--- Start of LISTED ENTRIES ---
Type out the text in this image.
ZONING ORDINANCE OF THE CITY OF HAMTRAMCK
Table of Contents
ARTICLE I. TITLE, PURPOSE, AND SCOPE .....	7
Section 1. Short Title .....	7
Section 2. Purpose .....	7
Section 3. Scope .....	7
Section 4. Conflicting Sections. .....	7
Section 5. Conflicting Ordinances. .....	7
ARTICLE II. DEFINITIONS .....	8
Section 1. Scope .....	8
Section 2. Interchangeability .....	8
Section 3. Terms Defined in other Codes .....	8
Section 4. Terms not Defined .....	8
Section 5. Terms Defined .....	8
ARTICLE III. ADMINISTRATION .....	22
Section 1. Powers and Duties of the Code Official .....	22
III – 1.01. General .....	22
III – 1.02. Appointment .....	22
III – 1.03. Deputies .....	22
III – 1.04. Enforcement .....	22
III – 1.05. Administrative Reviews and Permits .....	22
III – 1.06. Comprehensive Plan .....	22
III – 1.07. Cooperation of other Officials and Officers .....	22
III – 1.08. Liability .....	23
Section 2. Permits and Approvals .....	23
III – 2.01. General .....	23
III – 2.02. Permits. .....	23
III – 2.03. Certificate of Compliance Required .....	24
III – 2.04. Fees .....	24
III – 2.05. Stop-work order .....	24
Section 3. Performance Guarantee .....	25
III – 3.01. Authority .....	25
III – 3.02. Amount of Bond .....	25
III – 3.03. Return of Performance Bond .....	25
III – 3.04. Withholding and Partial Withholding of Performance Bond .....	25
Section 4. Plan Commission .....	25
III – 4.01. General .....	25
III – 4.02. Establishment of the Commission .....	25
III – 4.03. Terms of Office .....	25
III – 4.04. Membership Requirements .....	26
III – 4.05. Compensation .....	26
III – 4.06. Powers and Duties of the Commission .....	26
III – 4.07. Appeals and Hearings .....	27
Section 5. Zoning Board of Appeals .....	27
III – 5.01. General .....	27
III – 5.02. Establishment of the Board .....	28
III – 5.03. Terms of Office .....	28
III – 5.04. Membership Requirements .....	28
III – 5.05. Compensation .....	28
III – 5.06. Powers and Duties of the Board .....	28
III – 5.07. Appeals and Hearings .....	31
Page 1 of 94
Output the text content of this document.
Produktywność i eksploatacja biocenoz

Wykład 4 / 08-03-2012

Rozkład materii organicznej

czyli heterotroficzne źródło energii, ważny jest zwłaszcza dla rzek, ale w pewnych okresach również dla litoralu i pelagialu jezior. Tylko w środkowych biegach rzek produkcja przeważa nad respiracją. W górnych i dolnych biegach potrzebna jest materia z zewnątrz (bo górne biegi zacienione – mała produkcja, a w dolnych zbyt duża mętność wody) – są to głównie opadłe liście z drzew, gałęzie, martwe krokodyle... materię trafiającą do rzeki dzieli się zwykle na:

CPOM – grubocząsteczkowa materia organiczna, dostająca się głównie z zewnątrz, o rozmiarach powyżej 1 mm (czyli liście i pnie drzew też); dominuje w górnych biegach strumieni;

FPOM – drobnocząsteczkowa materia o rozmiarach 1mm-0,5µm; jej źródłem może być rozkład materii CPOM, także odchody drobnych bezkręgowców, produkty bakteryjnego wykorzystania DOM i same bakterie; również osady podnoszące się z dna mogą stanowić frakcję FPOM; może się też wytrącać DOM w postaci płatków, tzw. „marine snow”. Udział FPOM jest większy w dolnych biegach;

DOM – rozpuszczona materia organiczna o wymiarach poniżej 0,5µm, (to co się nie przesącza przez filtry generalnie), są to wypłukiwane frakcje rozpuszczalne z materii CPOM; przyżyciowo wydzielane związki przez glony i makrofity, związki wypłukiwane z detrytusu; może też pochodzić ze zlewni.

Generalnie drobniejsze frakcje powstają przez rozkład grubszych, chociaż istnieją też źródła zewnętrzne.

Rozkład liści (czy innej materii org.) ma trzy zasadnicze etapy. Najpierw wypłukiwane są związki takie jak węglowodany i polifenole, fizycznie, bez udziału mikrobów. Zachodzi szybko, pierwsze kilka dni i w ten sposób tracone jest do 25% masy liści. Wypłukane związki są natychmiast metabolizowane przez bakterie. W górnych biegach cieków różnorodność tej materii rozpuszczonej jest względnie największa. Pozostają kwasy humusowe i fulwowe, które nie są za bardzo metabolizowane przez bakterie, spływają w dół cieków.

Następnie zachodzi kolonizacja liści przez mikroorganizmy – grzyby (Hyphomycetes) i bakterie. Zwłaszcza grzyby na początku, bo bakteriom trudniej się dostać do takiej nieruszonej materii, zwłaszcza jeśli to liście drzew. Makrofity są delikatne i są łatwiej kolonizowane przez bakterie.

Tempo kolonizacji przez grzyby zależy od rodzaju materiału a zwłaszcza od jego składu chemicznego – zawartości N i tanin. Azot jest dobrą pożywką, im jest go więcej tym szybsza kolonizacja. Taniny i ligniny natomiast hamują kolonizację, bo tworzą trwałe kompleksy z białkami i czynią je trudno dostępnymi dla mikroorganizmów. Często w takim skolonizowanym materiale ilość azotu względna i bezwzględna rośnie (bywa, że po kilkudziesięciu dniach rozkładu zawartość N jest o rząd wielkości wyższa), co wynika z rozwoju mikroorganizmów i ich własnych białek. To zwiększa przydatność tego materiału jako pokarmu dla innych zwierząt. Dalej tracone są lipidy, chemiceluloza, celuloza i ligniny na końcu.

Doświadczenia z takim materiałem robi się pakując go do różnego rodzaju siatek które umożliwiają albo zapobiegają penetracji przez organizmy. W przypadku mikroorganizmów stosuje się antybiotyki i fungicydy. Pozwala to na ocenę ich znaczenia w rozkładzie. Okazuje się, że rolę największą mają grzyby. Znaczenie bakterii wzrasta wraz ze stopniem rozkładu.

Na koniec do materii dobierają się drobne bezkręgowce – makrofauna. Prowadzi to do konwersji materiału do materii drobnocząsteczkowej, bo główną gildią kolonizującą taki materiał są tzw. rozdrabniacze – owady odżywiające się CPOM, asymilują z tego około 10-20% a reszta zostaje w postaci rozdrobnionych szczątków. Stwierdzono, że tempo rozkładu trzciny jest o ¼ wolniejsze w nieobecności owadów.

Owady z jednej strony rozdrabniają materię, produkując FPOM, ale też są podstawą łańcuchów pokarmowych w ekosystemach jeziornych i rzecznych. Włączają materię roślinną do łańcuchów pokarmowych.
--- End of LISTED ENTRIES ---
Count each line with "Performance" in it and report that figure by itself.

3